TO BE DONE
State only how many lines below include the string "Iris".

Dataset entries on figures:
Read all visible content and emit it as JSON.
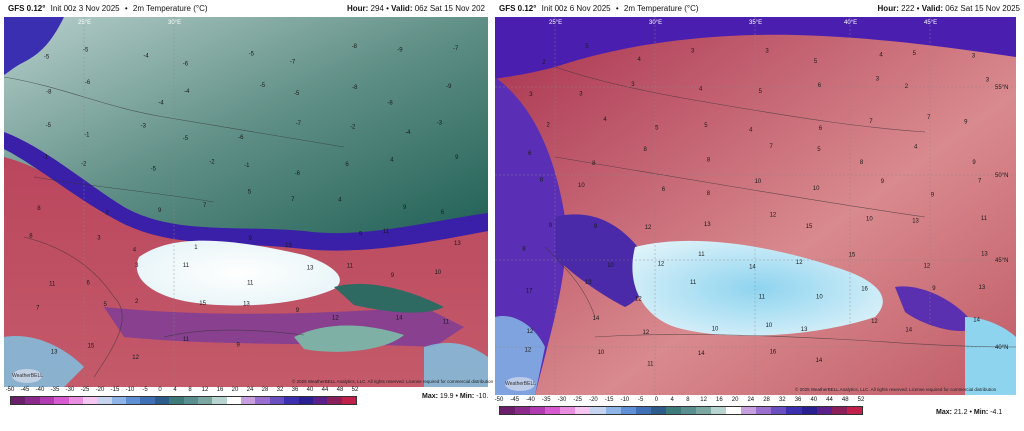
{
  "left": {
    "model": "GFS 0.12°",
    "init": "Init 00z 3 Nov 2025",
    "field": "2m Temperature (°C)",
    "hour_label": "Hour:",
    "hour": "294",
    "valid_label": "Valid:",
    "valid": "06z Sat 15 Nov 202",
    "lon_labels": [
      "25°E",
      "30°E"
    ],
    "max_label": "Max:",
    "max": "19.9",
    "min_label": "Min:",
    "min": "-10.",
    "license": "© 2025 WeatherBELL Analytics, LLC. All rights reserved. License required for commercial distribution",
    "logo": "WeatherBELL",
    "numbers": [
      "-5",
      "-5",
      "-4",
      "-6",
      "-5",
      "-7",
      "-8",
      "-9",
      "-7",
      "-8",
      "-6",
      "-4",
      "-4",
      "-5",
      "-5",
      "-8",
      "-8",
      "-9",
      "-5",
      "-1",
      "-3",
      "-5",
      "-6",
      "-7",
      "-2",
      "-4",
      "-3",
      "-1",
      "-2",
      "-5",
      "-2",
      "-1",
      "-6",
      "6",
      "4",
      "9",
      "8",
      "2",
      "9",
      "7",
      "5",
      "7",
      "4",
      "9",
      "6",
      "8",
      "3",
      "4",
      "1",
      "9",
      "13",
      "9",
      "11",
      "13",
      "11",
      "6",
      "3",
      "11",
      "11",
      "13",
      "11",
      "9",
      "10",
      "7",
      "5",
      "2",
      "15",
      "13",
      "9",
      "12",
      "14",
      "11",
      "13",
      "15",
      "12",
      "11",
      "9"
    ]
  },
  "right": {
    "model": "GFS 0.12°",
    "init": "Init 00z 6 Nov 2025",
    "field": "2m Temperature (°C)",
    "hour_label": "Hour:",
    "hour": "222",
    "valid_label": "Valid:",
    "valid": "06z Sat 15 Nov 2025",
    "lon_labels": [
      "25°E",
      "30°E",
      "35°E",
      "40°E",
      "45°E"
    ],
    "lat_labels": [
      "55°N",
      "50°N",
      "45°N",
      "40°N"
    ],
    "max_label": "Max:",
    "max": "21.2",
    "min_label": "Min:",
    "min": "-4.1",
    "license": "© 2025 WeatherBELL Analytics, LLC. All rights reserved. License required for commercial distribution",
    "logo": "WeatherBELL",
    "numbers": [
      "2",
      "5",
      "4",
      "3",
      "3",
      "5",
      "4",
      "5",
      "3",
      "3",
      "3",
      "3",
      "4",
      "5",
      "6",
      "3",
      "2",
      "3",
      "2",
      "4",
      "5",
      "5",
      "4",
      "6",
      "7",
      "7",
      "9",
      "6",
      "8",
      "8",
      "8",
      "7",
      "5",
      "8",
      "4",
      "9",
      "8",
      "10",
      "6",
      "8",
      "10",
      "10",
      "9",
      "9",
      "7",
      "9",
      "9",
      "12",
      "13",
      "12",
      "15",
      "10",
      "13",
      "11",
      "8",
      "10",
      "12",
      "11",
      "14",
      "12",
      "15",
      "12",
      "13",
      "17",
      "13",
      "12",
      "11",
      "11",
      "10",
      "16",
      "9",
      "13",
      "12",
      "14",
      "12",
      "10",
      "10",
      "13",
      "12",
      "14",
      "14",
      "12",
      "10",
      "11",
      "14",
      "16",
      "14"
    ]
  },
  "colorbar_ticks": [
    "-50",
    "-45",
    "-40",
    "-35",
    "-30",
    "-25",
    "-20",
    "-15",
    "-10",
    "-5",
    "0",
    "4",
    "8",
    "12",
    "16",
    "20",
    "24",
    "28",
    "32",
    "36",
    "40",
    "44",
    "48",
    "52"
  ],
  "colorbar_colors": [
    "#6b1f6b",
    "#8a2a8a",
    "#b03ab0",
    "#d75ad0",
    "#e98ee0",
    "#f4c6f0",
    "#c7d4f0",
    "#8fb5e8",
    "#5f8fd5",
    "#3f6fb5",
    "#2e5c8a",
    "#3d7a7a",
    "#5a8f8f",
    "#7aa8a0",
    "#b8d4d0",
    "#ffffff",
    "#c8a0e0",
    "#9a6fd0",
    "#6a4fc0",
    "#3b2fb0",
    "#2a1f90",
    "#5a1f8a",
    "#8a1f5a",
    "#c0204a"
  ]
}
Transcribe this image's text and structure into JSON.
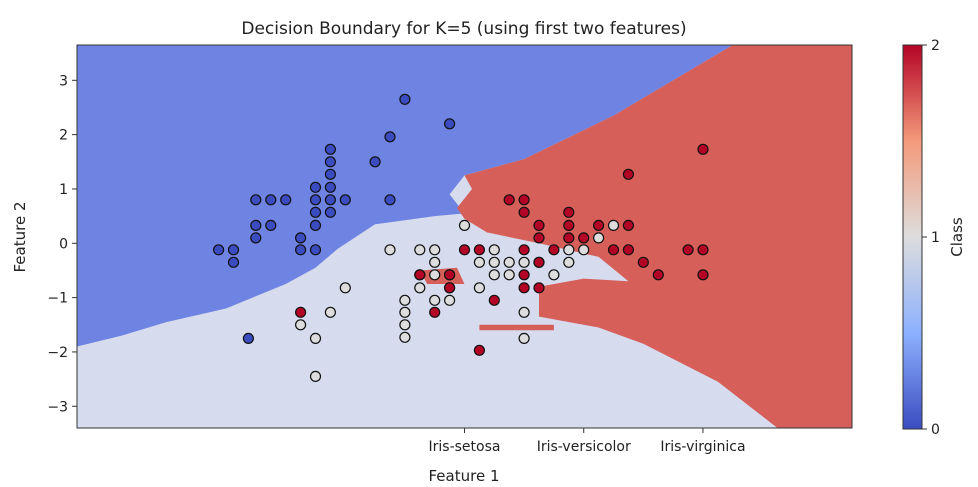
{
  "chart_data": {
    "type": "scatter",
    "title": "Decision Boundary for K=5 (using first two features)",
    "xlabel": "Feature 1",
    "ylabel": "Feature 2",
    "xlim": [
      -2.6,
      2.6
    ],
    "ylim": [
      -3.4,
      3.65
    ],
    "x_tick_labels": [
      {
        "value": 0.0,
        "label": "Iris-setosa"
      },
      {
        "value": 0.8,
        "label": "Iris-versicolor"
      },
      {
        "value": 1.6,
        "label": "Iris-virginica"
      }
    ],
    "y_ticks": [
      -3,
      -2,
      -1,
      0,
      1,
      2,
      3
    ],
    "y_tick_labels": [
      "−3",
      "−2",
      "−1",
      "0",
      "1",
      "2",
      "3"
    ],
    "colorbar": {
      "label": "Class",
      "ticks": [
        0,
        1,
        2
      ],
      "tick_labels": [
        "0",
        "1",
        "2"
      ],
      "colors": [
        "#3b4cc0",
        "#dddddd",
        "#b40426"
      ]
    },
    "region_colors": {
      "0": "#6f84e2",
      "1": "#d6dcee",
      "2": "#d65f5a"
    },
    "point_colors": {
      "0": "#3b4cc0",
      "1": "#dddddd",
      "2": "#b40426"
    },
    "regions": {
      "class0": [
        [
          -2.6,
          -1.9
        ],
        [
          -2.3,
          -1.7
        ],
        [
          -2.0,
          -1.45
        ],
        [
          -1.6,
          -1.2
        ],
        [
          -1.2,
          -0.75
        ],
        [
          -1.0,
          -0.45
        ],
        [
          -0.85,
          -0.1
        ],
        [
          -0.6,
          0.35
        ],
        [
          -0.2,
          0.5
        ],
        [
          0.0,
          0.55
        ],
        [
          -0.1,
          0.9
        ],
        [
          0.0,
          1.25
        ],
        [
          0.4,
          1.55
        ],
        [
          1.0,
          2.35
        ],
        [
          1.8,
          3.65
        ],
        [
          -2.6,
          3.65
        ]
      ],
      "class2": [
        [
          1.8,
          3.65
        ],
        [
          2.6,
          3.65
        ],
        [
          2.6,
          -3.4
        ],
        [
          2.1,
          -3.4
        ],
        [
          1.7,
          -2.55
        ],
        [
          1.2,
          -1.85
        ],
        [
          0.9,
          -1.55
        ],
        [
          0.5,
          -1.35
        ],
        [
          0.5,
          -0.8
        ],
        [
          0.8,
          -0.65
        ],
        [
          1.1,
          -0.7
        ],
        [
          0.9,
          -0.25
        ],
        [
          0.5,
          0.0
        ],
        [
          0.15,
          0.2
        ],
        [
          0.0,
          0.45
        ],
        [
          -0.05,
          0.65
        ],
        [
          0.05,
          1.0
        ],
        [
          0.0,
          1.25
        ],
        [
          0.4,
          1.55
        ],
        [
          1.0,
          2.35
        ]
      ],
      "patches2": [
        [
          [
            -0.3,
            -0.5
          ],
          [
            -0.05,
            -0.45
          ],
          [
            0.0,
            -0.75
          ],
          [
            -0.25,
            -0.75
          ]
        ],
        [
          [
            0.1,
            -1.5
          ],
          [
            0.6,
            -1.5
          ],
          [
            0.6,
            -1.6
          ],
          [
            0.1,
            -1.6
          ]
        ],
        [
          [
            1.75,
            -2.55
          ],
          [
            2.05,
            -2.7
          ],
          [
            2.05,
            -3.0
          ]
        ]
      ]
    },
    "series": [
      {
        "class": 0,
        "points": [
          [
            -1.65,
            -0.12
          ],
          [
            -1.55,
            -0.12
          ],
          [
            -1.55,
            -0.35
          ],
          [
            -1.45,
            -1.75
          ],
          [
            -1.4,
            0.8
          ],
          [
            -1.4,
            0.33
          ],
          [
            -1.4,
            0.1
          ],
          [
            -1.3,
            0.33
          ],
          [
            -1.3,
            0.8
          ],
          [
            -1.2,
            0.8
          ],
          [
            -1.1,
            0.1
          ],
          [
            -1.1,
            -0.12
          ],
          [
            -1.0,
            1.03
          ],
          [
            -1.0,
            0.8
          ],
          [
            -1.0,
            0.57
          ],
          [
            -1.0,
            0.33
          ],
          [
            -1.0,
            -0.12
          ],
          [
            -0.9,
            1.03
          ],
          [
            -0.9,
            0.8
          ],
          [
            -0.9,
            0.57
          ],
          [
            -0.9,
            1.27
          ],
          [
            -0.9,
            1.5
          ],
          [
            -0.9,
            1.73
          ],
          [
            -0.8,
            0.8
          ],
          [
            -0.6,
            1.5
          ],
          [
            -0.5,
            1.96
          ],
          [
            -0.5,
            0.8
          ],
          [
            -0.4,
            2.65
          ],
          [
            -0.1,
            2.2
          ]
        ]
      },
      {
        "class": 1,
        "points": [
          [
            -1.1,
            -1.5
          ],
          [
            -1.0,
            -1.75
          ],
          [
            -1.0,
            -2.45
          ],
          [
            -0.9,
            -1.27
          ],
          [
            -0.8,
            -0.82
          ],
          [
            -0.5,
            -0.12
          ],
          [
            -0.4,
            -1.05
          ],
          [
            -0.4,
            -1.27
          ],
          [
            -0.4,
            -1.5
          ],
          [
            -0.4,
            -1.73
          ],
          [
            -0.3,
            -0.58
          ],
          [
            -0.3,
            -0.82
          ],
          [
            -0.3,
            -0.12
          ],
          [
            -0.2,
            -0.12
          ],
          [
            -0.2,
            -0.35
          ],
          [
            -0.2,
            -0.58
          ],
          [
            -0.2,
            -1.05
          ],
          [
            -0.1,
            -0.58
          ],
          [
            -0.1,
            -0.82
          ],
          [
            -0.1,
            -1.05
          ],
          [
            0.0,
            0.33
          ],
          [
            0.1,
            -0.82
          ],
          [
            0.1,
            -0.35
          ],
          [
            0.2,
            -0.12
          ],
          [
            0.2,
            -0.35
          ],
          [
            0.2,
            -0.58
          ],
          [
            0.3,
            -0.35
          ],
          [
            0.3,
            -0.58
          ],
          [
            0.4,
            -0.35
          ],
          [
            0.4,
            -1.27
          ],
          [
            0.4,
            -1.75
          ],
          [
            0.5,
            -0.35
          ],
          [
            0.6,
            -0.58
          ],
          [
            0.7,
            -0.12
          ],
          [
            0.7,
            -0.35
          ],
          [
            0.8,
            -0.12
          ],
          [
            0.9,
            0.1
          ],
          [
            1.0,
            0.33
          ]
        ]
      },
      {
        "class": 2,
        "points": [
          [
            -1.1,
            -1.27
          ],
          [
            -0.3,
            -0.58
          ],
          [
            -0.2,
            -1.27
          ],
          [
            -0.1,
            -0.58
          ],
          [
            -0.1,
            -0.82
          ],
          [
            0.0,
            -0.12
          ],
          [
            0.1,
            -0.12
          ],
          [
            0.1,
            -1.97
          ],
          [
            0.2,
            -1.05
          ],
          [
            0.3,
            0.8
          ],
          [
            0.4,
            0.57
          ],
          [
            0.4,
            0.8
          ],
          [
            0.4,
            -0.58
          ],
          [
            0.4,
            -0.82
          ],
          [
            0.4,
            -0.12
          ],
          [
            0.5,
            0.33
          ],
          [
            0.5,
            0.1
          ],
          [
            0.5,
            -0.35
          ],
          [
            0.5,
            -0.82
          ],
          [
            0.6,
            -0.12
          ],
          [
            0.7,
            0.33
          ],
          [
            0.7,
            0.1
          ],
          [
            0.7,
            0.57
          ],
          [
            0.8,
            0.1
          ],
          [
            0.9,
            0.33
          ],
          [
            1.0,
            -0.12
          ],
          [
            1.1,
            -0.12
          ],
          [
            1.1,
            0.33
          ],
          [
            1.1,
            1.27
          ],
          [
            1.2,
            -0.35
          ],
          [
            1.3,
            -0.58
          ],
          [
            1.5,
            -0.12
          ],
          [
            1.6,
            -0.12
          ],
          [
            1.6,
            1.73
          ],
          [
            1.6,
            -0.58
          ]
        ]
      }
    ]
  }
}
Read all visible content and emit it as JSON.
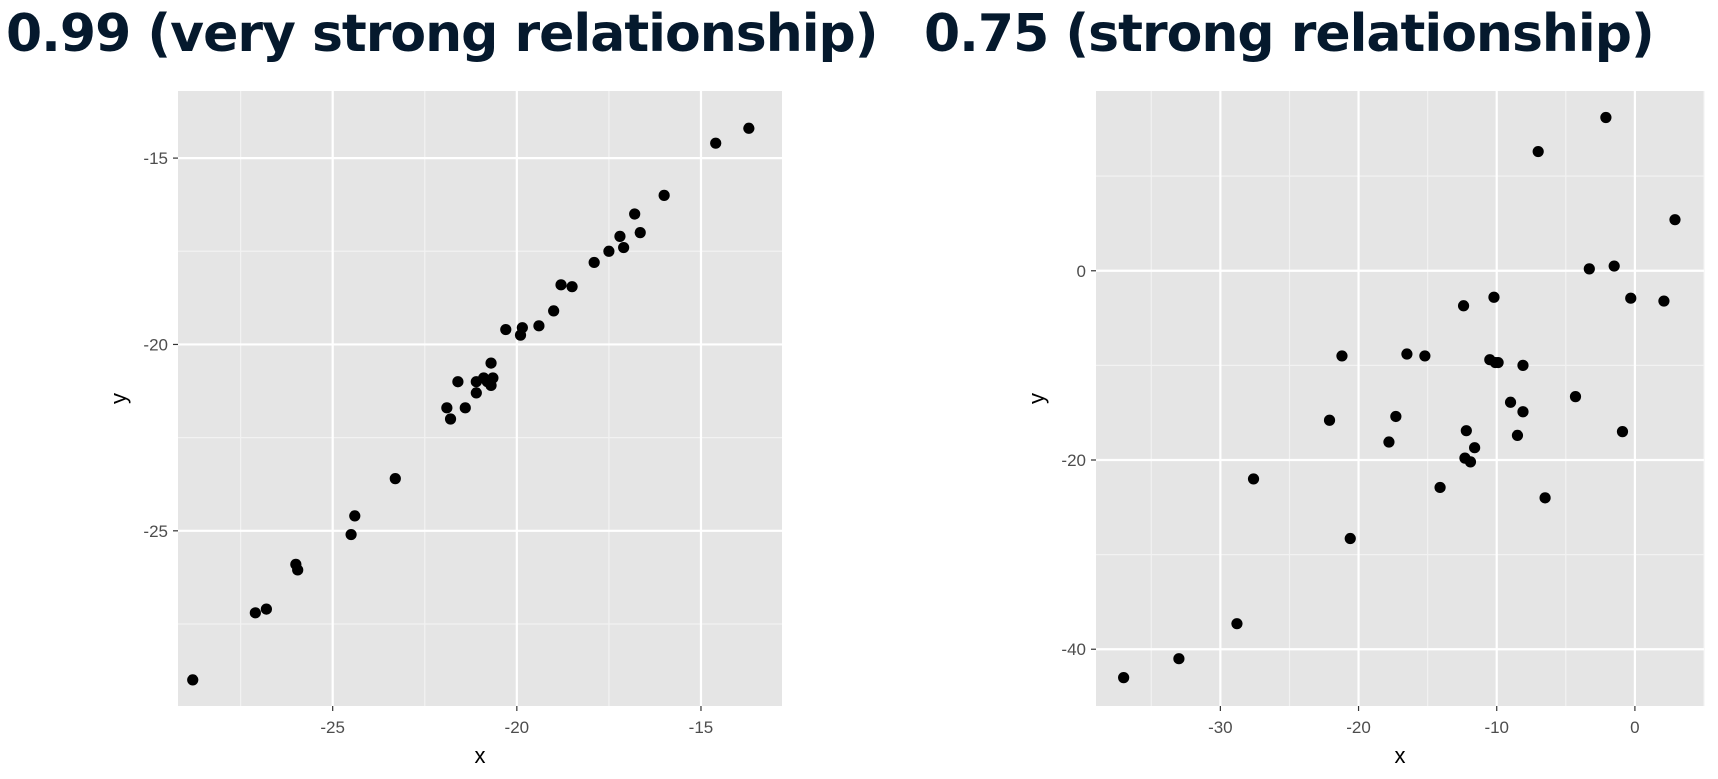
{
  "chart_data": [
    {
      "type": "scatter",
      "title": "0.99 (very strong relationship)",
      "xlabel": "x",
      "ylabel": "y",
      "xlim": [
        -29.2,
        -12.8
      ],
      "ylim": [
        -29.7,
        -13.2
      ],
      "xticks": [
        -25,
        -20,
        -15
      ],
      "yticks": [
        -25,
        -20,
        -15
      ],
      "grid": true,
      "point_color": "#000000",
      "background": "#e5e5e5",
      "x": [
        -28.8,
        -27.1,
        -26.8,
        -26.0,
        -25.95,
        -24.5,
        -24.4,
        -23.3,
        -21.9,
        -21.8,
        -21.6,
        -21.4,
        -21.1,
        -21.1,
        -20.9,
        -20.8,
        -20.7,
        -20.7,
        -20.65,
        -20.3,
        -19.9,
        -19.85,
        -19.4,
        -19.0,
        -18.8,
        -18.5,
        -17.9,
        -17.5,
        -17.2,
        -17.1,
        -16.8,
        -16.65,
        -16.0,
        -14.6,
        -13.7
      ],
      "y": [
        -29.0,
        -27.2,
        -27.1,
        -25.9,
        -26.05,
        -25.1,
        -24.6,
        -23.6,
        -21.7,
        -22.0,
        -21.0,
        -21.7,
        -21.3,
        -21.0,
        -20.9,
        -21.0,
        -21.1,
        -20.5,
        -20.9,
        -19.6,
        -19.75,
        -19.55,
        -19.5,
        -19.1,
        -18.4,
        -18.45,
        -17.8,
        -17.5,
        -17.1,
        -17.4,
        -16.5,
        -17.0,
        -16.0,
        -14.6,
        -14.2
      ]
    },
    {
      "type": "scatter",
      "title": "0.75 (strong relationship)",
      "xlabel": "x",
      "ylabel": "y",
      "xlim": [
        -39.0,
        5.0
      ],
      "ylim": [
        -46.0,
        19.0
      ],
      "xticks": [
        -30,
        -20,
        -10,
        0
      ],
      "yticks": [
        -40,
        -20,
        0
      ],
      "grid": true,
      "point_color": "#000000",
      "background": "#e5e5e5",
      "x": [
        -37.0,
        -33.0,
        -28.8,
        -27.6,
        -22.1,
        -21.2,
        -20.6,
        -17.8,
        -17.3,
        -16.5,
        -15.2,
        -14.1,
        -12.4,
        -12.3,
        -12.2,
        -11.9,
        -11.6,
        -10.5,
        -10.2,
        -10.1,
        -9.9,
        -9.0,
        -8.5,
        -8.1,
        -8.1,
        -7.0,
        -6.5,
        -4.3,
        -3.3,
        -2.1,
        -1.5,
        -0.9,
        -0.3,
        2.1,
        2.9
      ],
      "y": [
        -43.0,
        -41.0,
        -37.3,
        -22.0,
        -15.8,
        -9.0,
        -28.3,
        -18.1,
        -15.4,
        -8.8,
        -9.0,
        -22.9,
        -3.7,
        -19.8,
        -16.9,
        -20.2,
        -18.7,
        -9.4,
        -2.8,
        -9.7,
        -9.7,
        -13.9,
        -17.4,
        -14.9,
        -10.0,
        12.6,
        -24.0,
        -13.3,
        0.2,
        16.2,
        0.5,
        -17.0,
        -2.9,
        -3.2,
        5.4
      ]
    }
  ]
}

THE RESPONSE
3